WORK TO COMPLETE: Set down, exactly as written, the lines from the line holding "Type out the text in this image." to the end of the data, inclusive, skipping any pictures.
┄┄┄┄┄┄┄┄┄┄
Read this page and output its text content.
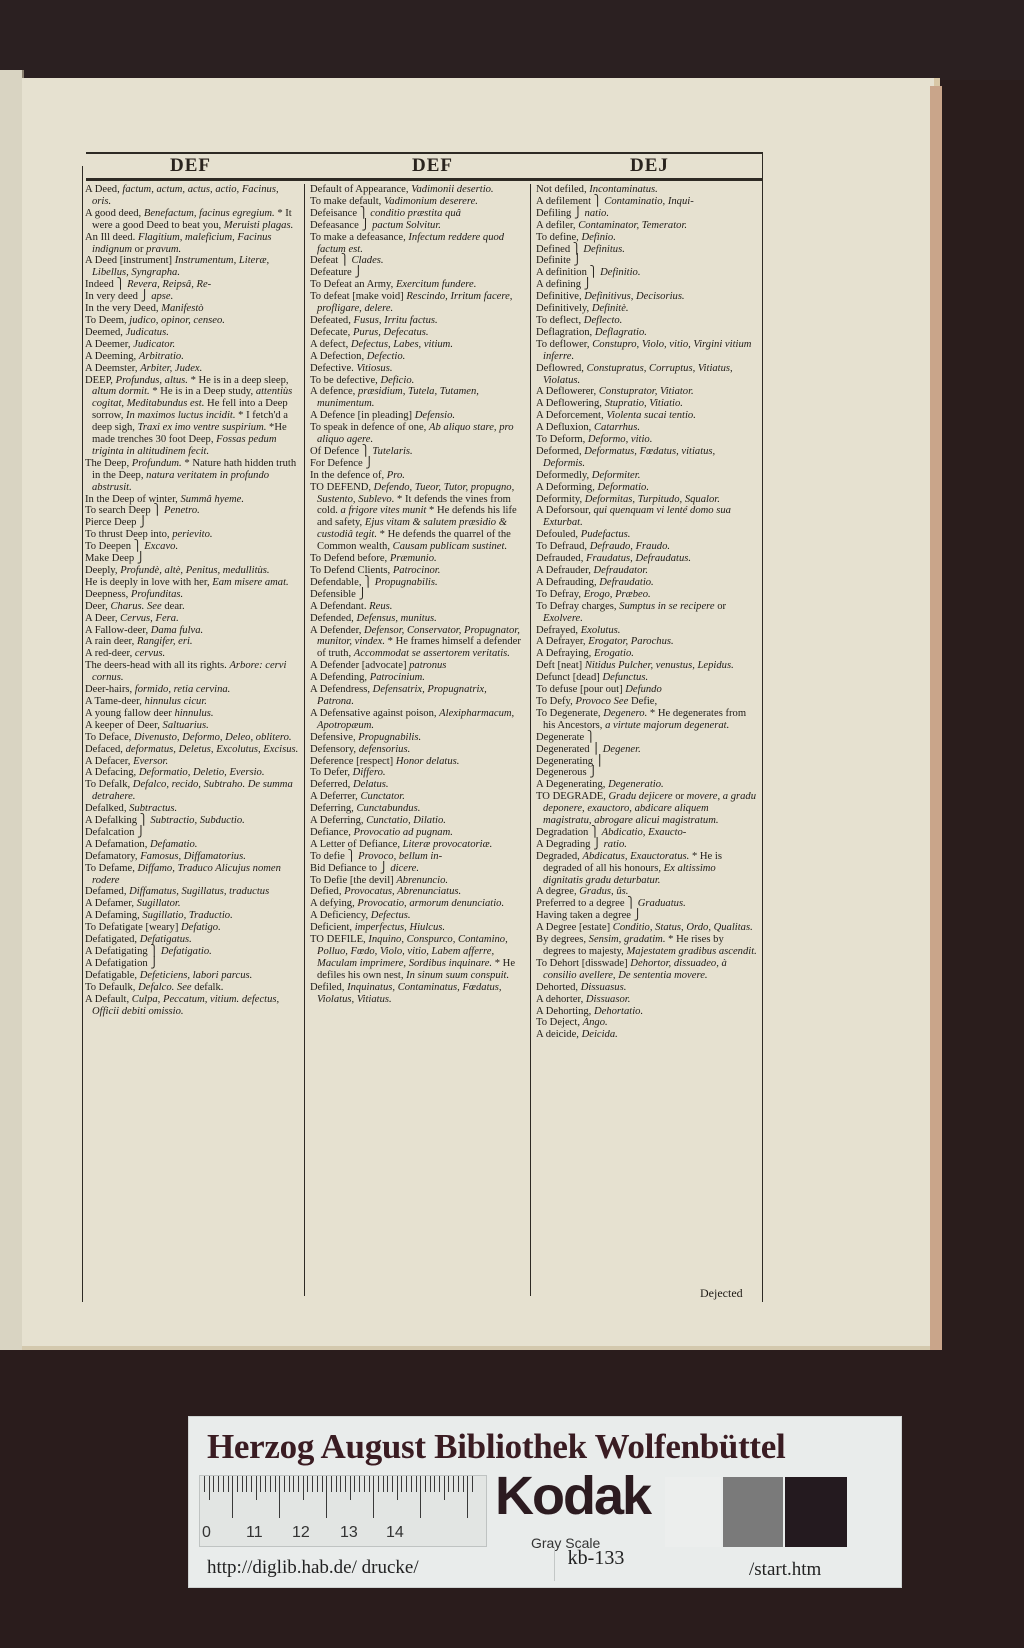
DEF	DEF	DEJ

A Deed, factum, actum, actus, actio, Facinus, oris.

A good deed, Benefactum, facinus egregium. * It were a good Deed to beat you, Meruisti plagas.

An Ill deed. Flagitium, maleficium, Facinus indignum or pravum.

A Deed [instrument] Instrumentum, Literæ, Libellus, Syngrapha.

Indeed ⎫ Revera, Reipsâ, Re-

In very deed ⎭ apse.

In the very Deed, Manifestò

To Deem, judico, opinor, censeo.

Deemed, Judicatus.

A Deemer, Judicator.

A Deeming, Arbitratio.

A Deemster, Arbiter, Judex.

DEEP, Profundus, altus. * He is in a deep sleep, altum dormit. * He is in a Deep study, attentiùs cogitat, Meditabundus est. He fell into a Deep sorrow, In maximos luctus incidit. * I fetch'd a deep sigh, Traxi ex imo ventre suspirium. *He made trenches 30 foot Deep, Fossas pedum triginta in altitudinem fecit.

The Deep, Profundum. * Nature hath hidden truth in the Deep, natura veritatem in profundo abstrusit.

In the Deep of winter, Summâ hyeme.

To search Deep ⎫ Penetro.

Pierce Deep ⎭

To thrust Deep into, perievito.

To Deepen ⎫ Excavo.

Make Deep ⎭

Deeply, Profundè, altè, Penitus, medullitùs.

He is deeply in love with her, Eam misere amat.

Deepness, Profunditas.

Deer, Charus. See dear.

A Deer, Cervus, Fera.

A Fallow-deer, Dama fulva.

A rain deer, Rangifer, eri.

A red-deer, cervus.

The deers-head with all its rights. Arbore: cervi cornus.

Deer-hairs, formido, retia cervina.

A Tame-deer, hinnulus cicur.

A young fallow deer hinnulus.

A keeper of Deer, Saltuarius.

To Deface, Divenusto, Deformo, Deleo, oblitero.

Defaced, deformatus, Deletus, Excolutus, Excisus.

A Defacer, Eversor.

A Defacing, Deformatio, Deletio, Eversio.

To Defalk, Defalco, recido, Subtraho. De summa detrahere.

Defalked, Subtractus.

A Defalking ⎫ Subtractio, Subductio.

Defalcation ⎭

A Defamation, Defamatio.

Defamatory, Famosus, Diffamatorius.

To Defame, Diffamo, Traduco Alicujus nomen rodere

Defamed, Diffamatus, Sugillatus, traductus

A Defamer, Sugillator.

A Defaming, Sugillatio, Traductio.

To Defatigate [weary] Defatigo.

Defatigated, Defatigatus.

A Defatigating ⎫ Defatigatio.

A Defatigation ⎭

Defatigable, Defeticiens, labori parcus.

To Defaulk, Defalco. See defalk.

A Default, Culpa, Peccatum, vitium. defectus, Officii debiti omissio.

Default of Appearance, Vadimonii desertio.

To make default, Vadimonium deserere.

Defeisance ⎫ conditio præstita quâ

Defeasance ⎭ pactum Solvitur.

To make a defeasance, Infectum reddere quod factum est.

Defeat ⎫ Clades.

Defeature ⎭

To Defeat an Army, Exercitum fundere.

To defeat [make void] Rescindo, Irritum facere, profligare, delere.

Defeated, Fusus, Irritu factus.

Defecate, Purus, Defecatus.

A defect, Defectus, Labes, vitium.

A Defection, Defectio.

Defective. Vitiosus.

To be defective, Deficio.

A defence, præsidium, Tutela, Tutamen, munimentum.

A Defence [in pleading] Defensio.

To speak in defence of one, Ab aliquo stare, pro aliquo agere.

Of Defence ⎫ Tutelaris.

For Defence ⎭

In the defence of, Pro.

TO DEFEND, Defendo, Tueor, Tutor, propugno, Sustento, Sublevo. * It defends the vines from cold. a frigore vites munit * He defends his life and safety, Ejus vitam & salutem præsidio & custodiâ tegit. * He defends the quarrel of the Common wealth, Causam publicam sustinet.

To Defend before, Præmunio.

To Defend Clients, Patrocinor.

Defendable, ⎫ Propugnabilis.

Defensible ⎭

A Defendant. Reus.

Defended, Defensus, munitus.

A Defender, Defensor, Conservator, Propugnator, munitor, vindex. * He frames himself a defender of truth, Accommodat se assertorem veritatis.

A Defender [advocate] patronus

A Defending, Patrocinium.

A Defendress, Defensatrix, Propugnatrix, Patrona.

A Defensative against poison, Alexipharmacum, Apotropæum.

Defensive, Propugnabilis.

Defensory, defensorius.

Deference [respect] Honor delatus.

To Defer, Differo.

Deferred, Delatus.

A Deferrer, Cunctator.

Deferring, Cunctabundus.

A Deferring, Cunctatio, Dilatio.

Defiance, Provocatio ad pugnam.

A Letter of Defiance, Literæ provocatoriæ.

To defie ⎫ Provoco, bellum in-

Bid Defiance to ⎭ dicere.

To Defie [the devil] Abrenuncio.

Defied, Provocatus, Abrenunciatus.

A defying, Provocatio, armorum denunciatio.

A Deficiency, Defectus.

Deficient, imperfectus, Hiulcus.

TO DEFILE, Inquino, Conspurco, Contamino, Polluo, Fœdo, Violo, vitio, Labem afferre, Maculam imprimere, Sordibus inquinare. * He defiles his own nest, In sinum suum conspuit.

Defiled, Inquinatus, Contaminatus, Fœdatus, Violatus, Vitiatus.

Not defiled, Incontaminatus.

A defilement ⎫ Contaminatio, Inqui-

Defiling ⎭ natio.

A defiler, Contaminator, Temerator.

To define, Definio.

Defined ⎫ Definitus.

Definite ⎭

A definition ⎫ Definitio.

A defining ⎭

Definitive, Definitivus, Decisorius.

Definitively, Definitè.

To deflect, Deflecto.

Deflagration, Deflagratio.

To deflower, Constupro, Violo, vitio, Virgini vitium inferre.

Deflowred, Constupratus, Corruptus, Vitiatus, Violatus.

A Deflowerer, Constuprator, Vitiator.

A Deflowering, Stupratio, Vitiatio.

A Deforcement, Violenta sucai tentio.

A Defluxion, Catarrhus.

To Deform, Deformo, vitio.

Deformed, Deformatus, Fœdatus, vitiatus, Deformis.

Deformedly, Deformiter.

A Deforming, Deformatio.

Deformity, Deformitas, Turpitudo, Squalor.

A Deforsour, qui quenquam vi lenté domo sua Exturbat.

Defouled, Pudefactus.

To Defraud, Defraudo, Fraudo.

Defrauded, Fraudatus, Defraudatus.

A Defrauder, Defraudator.

A Defrauding, Defraudatio.

To Defray, Erogo, Præbeo.

To Defray charges, Sumptus in se recipere or Exolvere.

Defrayed, Exolutus.

A Defrayer, Erogator, Parochus.

A Defraying, Erogatio.

Deft [neat] Nitidus Pulcher, venustus, Lepidus.

Defunct [dead] Defunctus.

To defuse [pour out] Defundo

To Defy, Provoco See Defie,

To Degenerate, Degenero. * He degenerates from his Ancestors, a virtute majorum degenerat.

Degenerate ⎫

Degenerated ⎪ Degener.

Degenerating ⎪

Degenerous ⎭

A Degenerating, Degeneratio.

TO DEGRADE, Gradu dejicere or movere, a gradu deponere, exauctoro, abdicare aliquem magistratu, abrogare alicui magistratum.

Degradation ⎫ Abdicatio, Exaucto-

A Degrading ⎭ ratio.

Degraded, Abdicatus, Exauctoratus. * He is degraded of all his honours, Ex altissimo dignitatis gradu deturbatur.

A degree, Gradus, ûs.

Preferred to a degree ⎫ Graduatus.

Having taken a degree ⎭

A Degree [estate] Conditio, Status, Ordo, Qualitas.

By degrees, Sensim, gradatim. * He rises by degrees to majesty, Majestatem gradibus ascendit.

To Dehort [disswade] Dehortor, dissuadeo, à consilio avellere, De sententia movere.

Dehorted, Dissuasus.

A dehorter, Dissuasor.

A Dehorting, Dehortatio.

To Deject, Ango.

A deicide, Deicida.

Dejected
Herzog August Bibliothek Wolfenbüttel
0 11 12 13 14
Kodak
Gray Scale
http://diglib.hab.de/ drucke/	kb-133
/start.htm
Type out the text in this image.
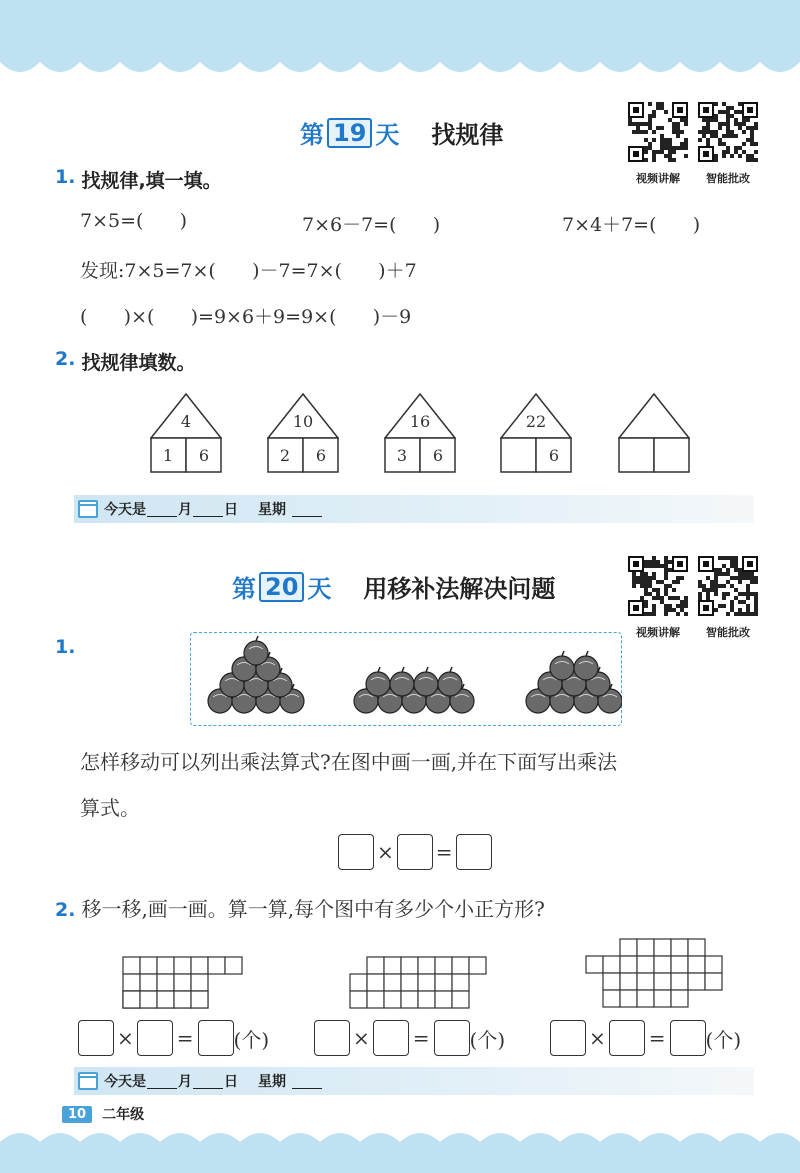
第 19 天 找规律
视频讲解	智能批改
1. 找规律,填一填。
7×5=(      )	7×6－7=(      )	7×4＋7=(      )
发现:7×5=7×(      )－7=7×(      )＋7
(      )×(      )=9×6＋9=9×(      )－9
2. 找规律填数。
4
1 6
10
2 6
16
3 6
22
6
今天是 月 日 星期
第 20 天 用移补法解决问题
视频讲解	智能批改
1.
怎样移动可以列出乘法算式?在图中画一画,并在下面写出乘法
算式。
× =
2. 移一移,画一画。算一算,每个图中有多少个小正方形?
× = (个)	× = (个)	× = (个)
今天是 月 日 星期
10	二年级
┄┄┄┄┄┄┄┄┄┄
OUTPUT FOR THIS TASK:
Type out the text in this image.
第 19 天 找规律
视频讲解	智能批改
1. 找规律,填一填。
7×5=(      )	7×6－7=(      )	7×4＋7=(      )
发现:7×5=7×(      )－7=7×(      )＋7
(      )×(      )=9×6＋9=9×(      )－9
2. 找规律填数。
4
1 6
10
2 6
16
3 6
22
6
今天是 月 日 星期
第 20 天 用移补法解决问题
视频讲解	智能批改
1.
怎样移动可以列出乘法算式?在图中画一画,并在下面写出乘法
算式。
× =
2. 移一移,画一画。算一算,每个图中有多少个小正方形?
× = (个)	× = (个)	× = (个)
今天是 月 日 星期
10	二年级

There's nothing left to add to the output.